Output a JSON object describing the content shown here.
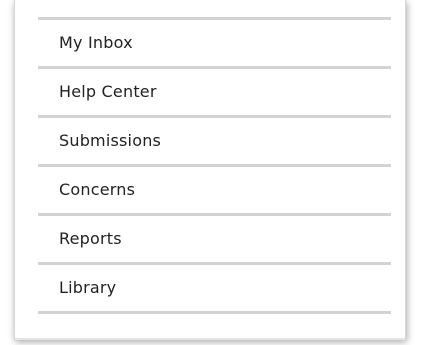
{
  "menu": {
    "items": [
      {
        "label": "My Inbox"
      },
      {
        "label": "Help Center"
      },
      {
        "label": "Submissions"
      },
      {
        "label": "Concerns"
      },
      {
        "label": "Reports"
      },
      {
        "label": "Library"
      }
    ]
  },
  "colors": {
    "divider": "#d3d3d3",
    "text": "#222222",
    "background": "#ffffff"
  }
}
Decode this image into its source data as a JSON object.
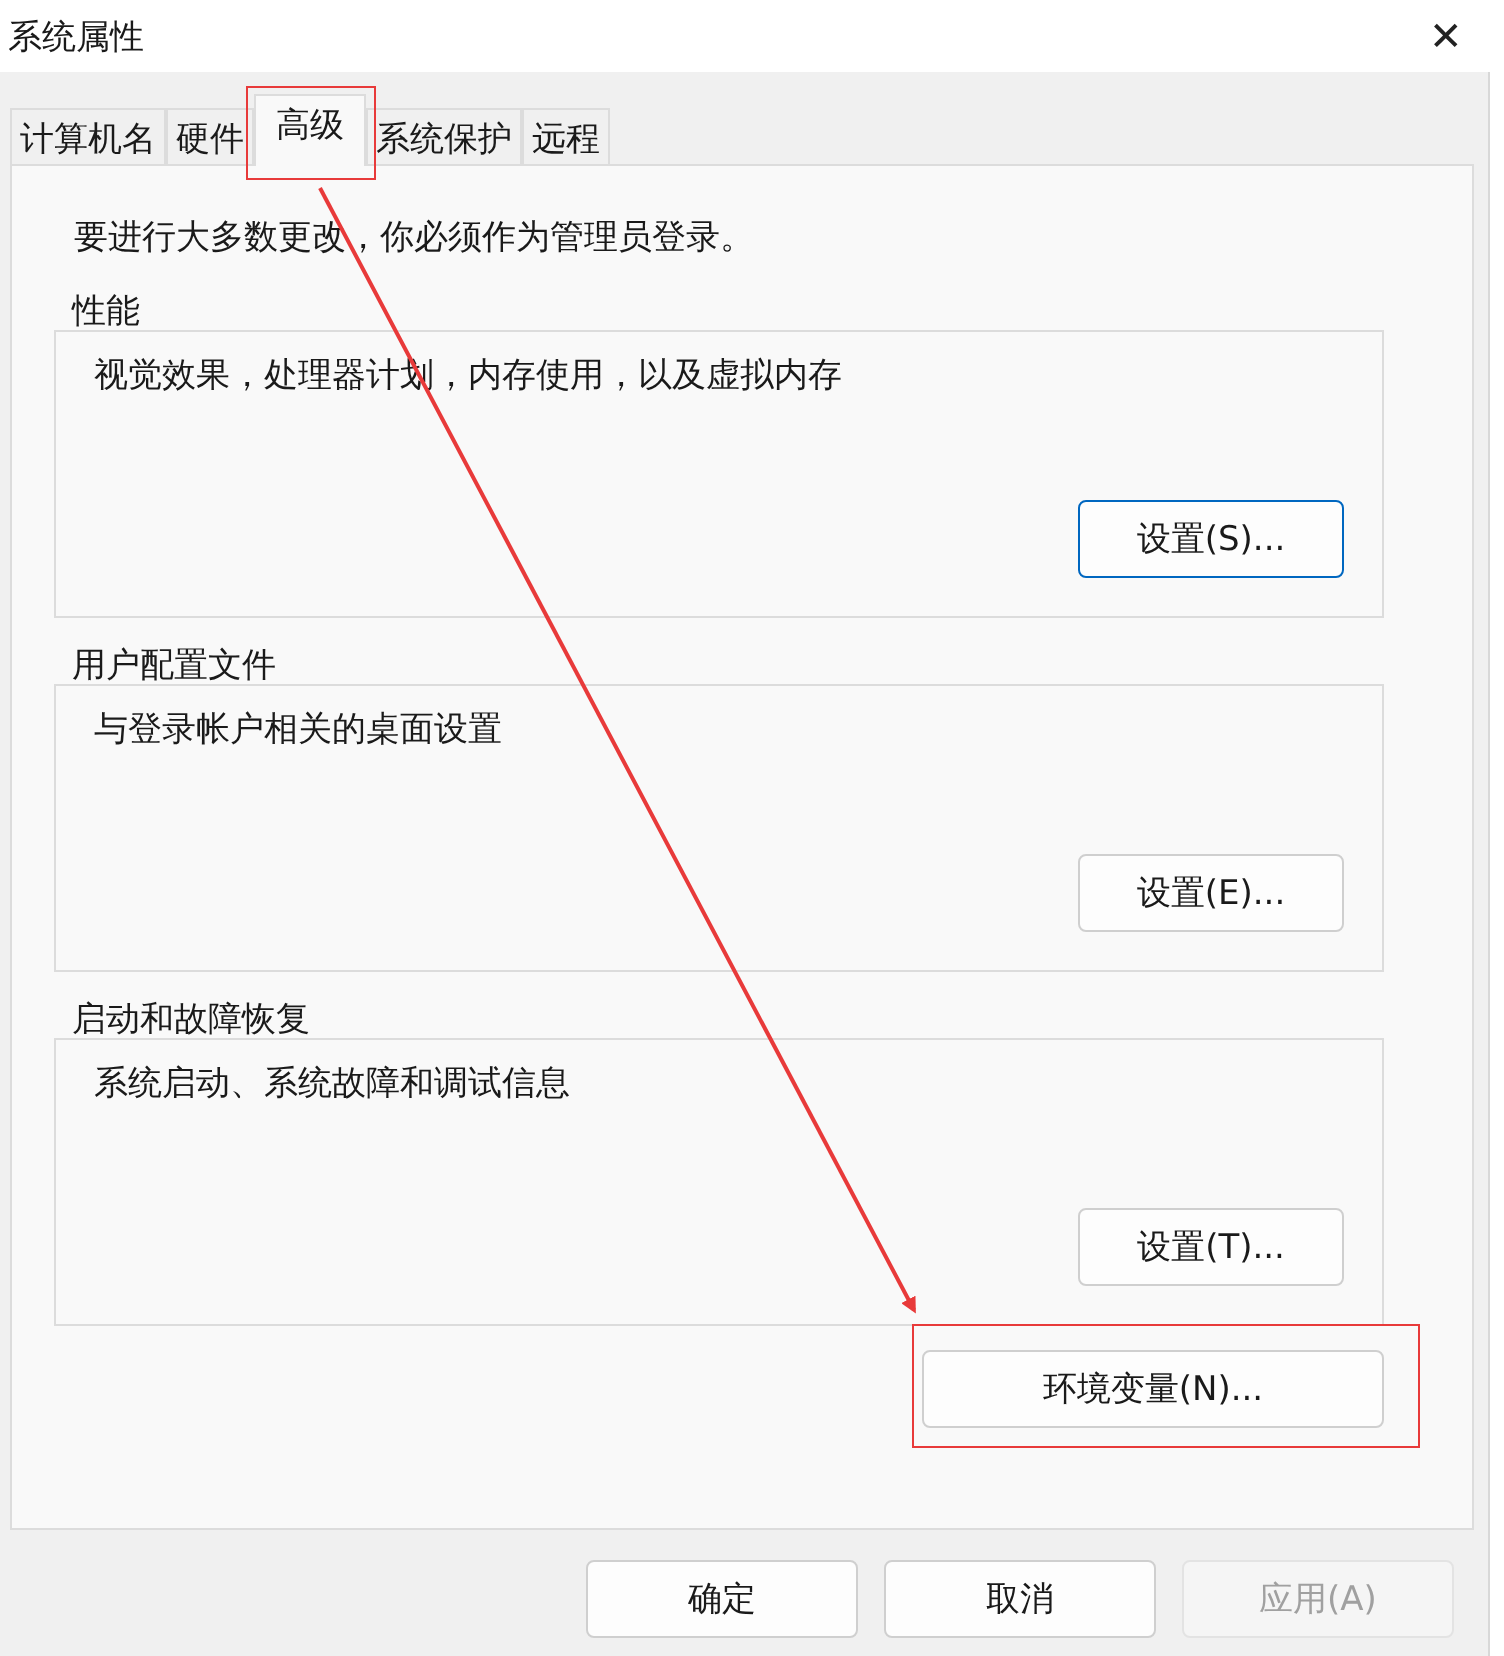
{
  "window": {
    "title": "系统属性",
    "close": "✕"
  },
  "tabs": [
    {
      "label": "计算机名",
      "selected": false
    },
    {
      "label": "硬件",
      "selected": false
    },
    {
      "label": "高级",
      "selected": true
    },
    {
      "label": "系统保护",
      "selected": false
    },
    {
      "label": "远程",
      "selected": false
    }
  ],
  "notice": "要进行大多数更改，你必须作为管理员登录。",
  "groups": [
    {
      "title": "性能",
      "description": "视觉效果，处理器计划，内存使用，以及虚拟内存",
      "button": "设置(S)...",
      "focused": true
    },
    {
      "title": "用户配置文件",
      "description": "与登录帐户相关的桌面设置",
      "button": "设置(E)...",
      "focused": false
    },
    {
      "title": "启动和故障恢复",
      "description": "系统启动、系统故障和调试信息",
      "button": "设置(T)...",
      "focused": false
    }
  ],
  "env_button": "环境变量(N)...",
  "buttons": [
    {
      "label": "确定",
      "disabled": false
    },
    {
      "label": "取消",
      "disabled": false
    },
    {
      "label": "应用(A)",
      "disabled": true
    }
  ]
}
******************************
Repeat the material above verbatim, with no pictures in the output.

Answer to the task:
Output a JSON object describing the content shown here.
{
  "menu": {
    "items": [
      {
        "label": "My Inbox"
      },
      {
        "label": "Help Center"
      },
      {
        "label": "Submissions"
      },
      {
        "label": "Concerns"
      },
      {
        "label": "Reports"
      },
      {
        "label": "Library"
      }
    ]
  },
  "colors": {
    "divider": "#d3d3d3",
    "text": "#222222",
    "background": "#ffffff"
  }
}
Decode this image into its source data as a JSON object.
{
  "window": {
    "title": "系统属性",
    "close": "✕"
  },
  "tabs": [
    {
      "label": "计算机名",
      "selected": false
    },
    {
      "label": "硬件",
      "selected": false
    },
    {
      "label": "高级",
      "selected": true
    },
    {
      "label": "系统保护",
      "selected": false
    },
    {
      "label": "远程",
      "selected": false
    }
  ],
  "notice": "要进行大多数更改，你必须作为管理员登录。",
  "groups": [
    {
      "title": "性能",
      "description": "视觉效果，处理器计划，内存使用，以及虚拟内存",
      "button": "设置(S)...",
      "focused": true
    },
    {
      "title": "用户配置文件",
      "description": "与登录帐户相关的桌面设置",
      "button": "设置(E)...",
      "focused": false
    },
    {
      "title": "启动和故障恢复",
      "description": "系统启动、系统故障和调试信息",
      "button": "设置(T)...",
      "focused": false
    }
  ],
  "env_button": "环境变量(N)...",
  "buttons": [
    {
      "label": "确定",
      "disabled": false
    },
    {
      "label": "取消",
      "disabled": false
    },
    {
      "label": "应用(A)",
      "disabled": true
    }
  ]
}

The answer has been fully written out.